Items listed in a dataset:
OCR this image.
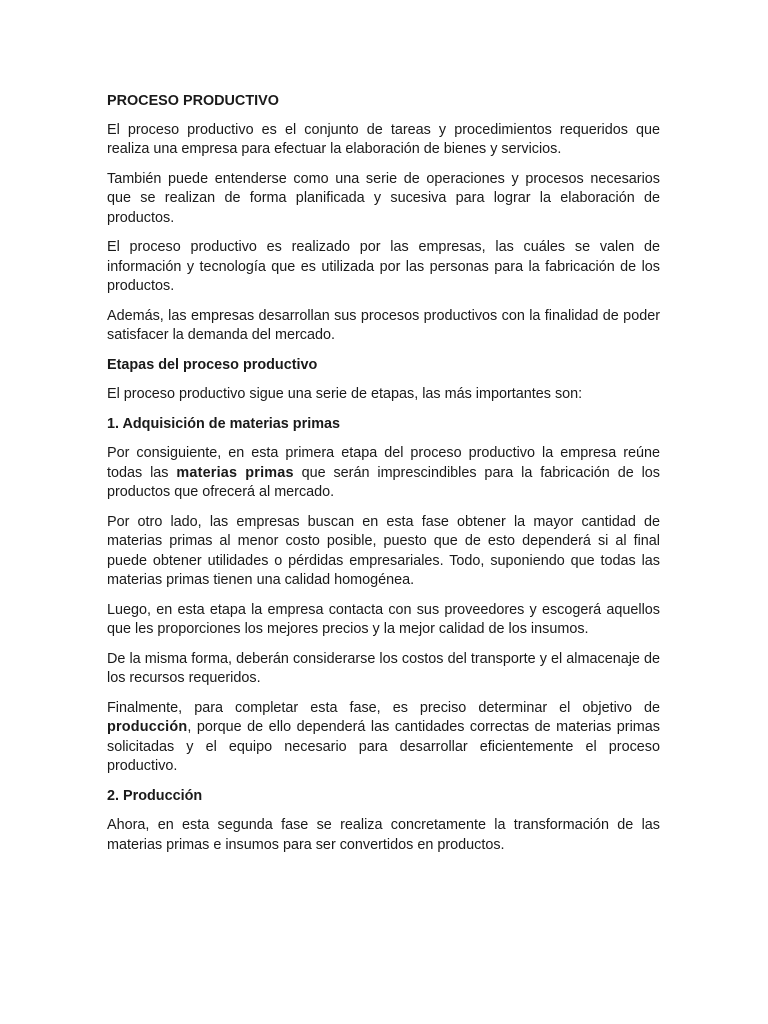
PROCESO PRODUCTIVO

El proceso productivo es el conjunto de tareas y procedimientos requeridos que realiza una empresa para efectuar la elaboración de bienes y servicios.

También puede entenderse como una serie de operaciones y procesos necesarios que se realizan de forma planificada y sucesiva para lograr la elaboración de productos.

El proceso productivo es realizado por las empresas, las cuáles se valen de información y tecnología que es utilizada por las personas para la fabricación de los productos.

Además, las empresas desarrollan sus procesos productivos con la finalidad de poder satisfacer la demanda del mercado.

Etapas del proceso productivo

El proceso productivo sigue una serie de etapas, las más importantes son:

1. Adquisición de materias primas

Por consiguiente, en esta primera etapa del proceso productivo la empresa reúne todas las materias primas que serán imprescindibles para la fabricación de los productos que ofrecerá al mercado.

Por otro lado, las empresas buscan en esta fase obtener la mayor cantidad de materias primas al menor costo posible, puesto que de esto dependerá si al final puede obtener utilidades o pérdidas empresariales. Todo, suponiendo que todas las materias primas tienen una calidad homogénea.

Luego, en esta etapa la empresa contacta con sus proveedores y escogerá aquellos que les proporciones los mejores precios y la mejor calidad de los insumos.

De la misma forma, deberán considerarse los costos del transporte y el almacenaje de los recursos requeridos.

Finalmente, para completar esta fase, es preciso determinar el objetivo de producción, porque de ello dependerá las cantidades correctas de materias primas solicitadas y el equipo necesario para desarrollar eficientemente el proceso productivo.

2. Producción

Ahora, en esta segunda fase se realiza concretamente la transformación de las materias primas e insumos para ser convertidos en productos.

Challenge:
Copy each line of the records that contains the word "todas".

Complete answer:
Por consiguiente, en esta primera etapa del proceso productivo la empresa reúne todas las materias primas que serán imprescindibles para la fabricación de los productos que ofrecerá al mercado.
Por otro lado, las empresas buscan en esta fase obtener la mayor cantidad de materias primas al menor costo posible, puesto que de esto dependerá si al final puede obtener utilidades o pérdidas empresariales. Todo, suponiendo que todas las materias primas tienen una calidad homogénea.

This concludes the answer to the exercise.